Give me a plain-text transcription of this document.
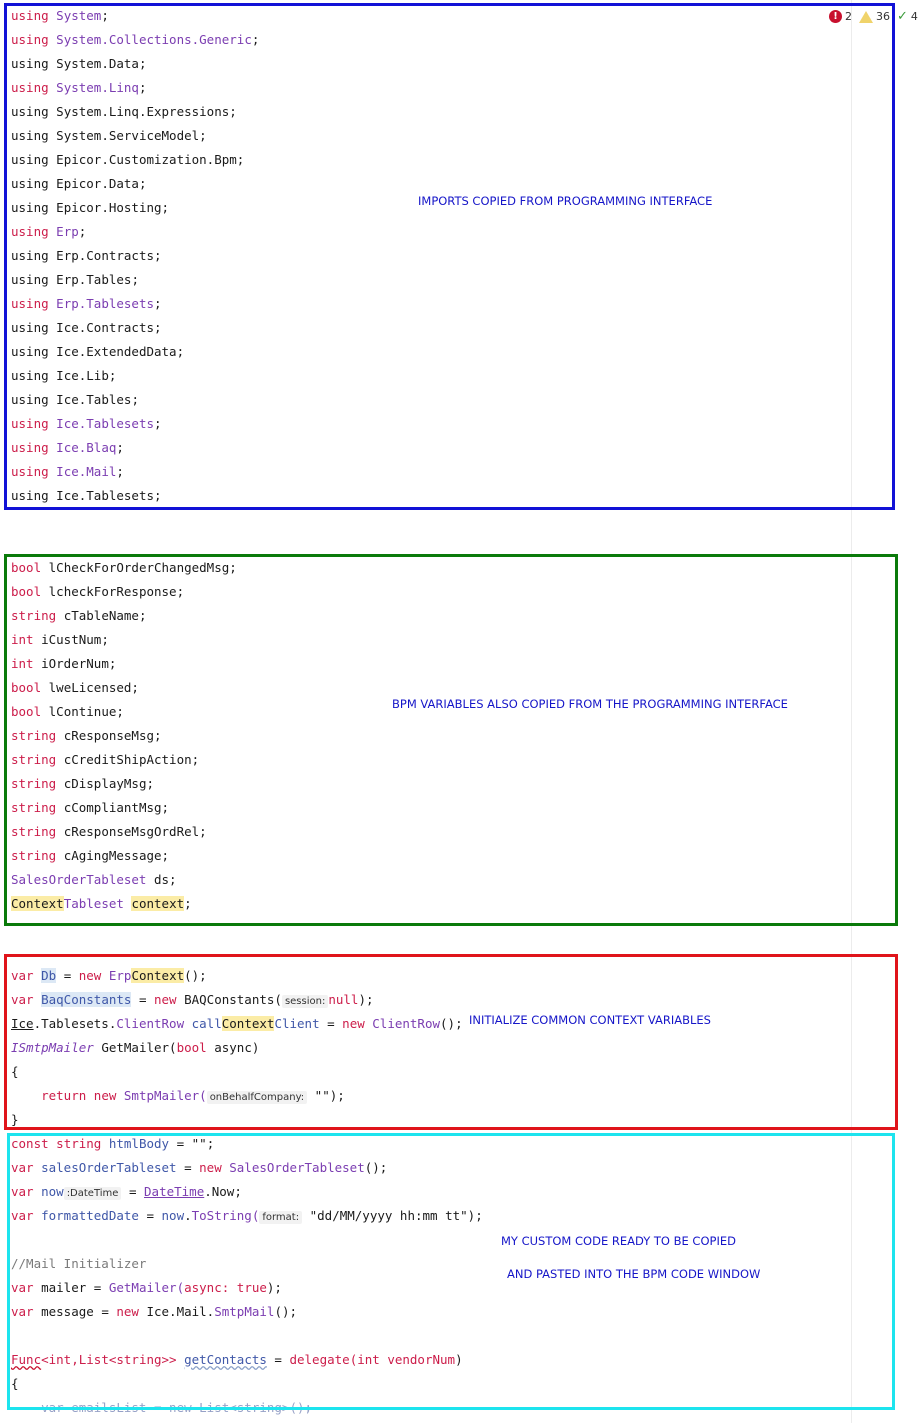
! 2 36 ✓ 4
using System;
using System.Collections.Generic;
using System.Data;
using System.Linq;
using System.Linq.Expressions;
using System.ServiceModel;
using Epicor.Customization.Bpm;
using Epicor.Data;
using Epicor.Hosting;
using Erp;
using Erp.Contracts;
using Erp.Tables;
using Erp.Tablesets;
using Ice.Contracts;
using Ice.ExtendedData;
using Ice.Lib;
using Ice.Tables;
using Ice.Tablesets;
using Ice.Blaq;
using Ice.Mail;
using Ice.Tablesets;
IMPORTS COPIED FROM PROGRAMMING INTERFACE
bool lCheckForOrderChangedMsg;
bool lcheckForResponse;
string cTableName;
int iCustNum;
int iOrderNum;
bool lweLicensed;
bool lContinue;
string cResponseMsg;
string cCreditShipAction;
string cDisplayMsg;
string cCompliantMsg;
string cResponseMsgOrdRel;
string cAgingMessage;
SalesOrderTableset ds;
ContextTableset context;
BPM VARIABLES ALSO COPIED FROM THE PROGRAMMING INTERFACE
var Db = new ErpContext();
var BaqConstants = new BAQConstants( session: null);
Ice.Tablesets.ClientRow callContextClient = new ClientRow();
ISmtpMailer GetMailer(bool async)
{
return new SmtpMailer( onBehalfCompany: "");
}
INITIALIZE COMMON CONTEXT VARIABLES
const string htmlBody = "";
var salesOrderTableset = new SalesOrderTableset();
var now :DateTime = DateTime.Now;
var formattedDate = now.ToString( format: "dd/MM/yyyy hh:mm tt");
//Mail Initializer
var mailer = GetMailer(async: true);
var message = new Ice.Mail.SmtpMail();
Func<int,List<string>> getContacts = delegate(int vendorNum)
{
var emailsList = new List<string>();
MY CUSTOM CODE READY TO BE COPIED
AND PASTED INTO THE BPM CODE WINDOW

◆ **WORK TO DO**:
Repeat each entry exactly as given; no pictures belong in the copy.

◆ **FINISHED TASK**:
Give me a plain-text transcription of this document.
! 2 36 ✓ 4
using System;
using System.Collections.Generic;
using System.Data;
using System.Linq;
using System.Linq.Expressions;
using System.ServiceModel;
using Epicor.Customization.Bpm;
using Epicor.Data;
using Epicor.Hosting;
using Erp;
using Erp.Contracts;
using Erp.Tables;
using Erp.Tablesets;
using Ice.Contracts;
using Ice.ExtendedData;
using Ice.Lib;
using Ice.Tables;
using Ice.Tablesets;
using Ice.Blaq;
using Ice.Mail;
using Ice.Tablesets;
IMPORTS COPIED FROM PROGRAMMING INTERFACE
bool lCheckForOrderChangedMsg;
bool lcheckForResponse;
string cTableName;
int iCustNum;
int iOrderNum;
bool lweLicensed;
bool lContinue;
string cResponseMsg;
string cCreditShipAction;
string cDisplayMsg;
string cCompliantMsg;
string cResponseMsgOrdRel;
string cAgingMessage;
SalesOrderTableset ds;
ContextTableset context;
BPM VARIABLES ALSO COPIED FROM THE PROGRAMMING INTERFACE
var Db = new ErpContext();
var BaqConstants = new BAQConstants( session: null);
Ice.Tablesets.ClientRow callContextClient = new ClientRow();
ISmtpMailer GetMailer(bool async)
{
return new SmtpMailer( onBehalfCompany: "");
}
INITIALIZE COMMON CONTEXT VARIABLES
const string htmlBody = "";
var salesOrderTableset = new SalesOrderTableset();
var now :DateTime = DateTime.Now;
var formattedDate = now.ToString( format: "dd/MM/yyyy hh:mm tt");
//Mail Initializer
var mailer = GetMailer(async: true);
var message = new Ice.Mail.SmtpMail();
Func<int,List<string>> getContacts = delegate(int vendorNum)
{
var emailsList = new List<string>();
MY CUSTOM CODE READY TO BE COPIED
AND PASTED INTO THE BPM CODE WINDOW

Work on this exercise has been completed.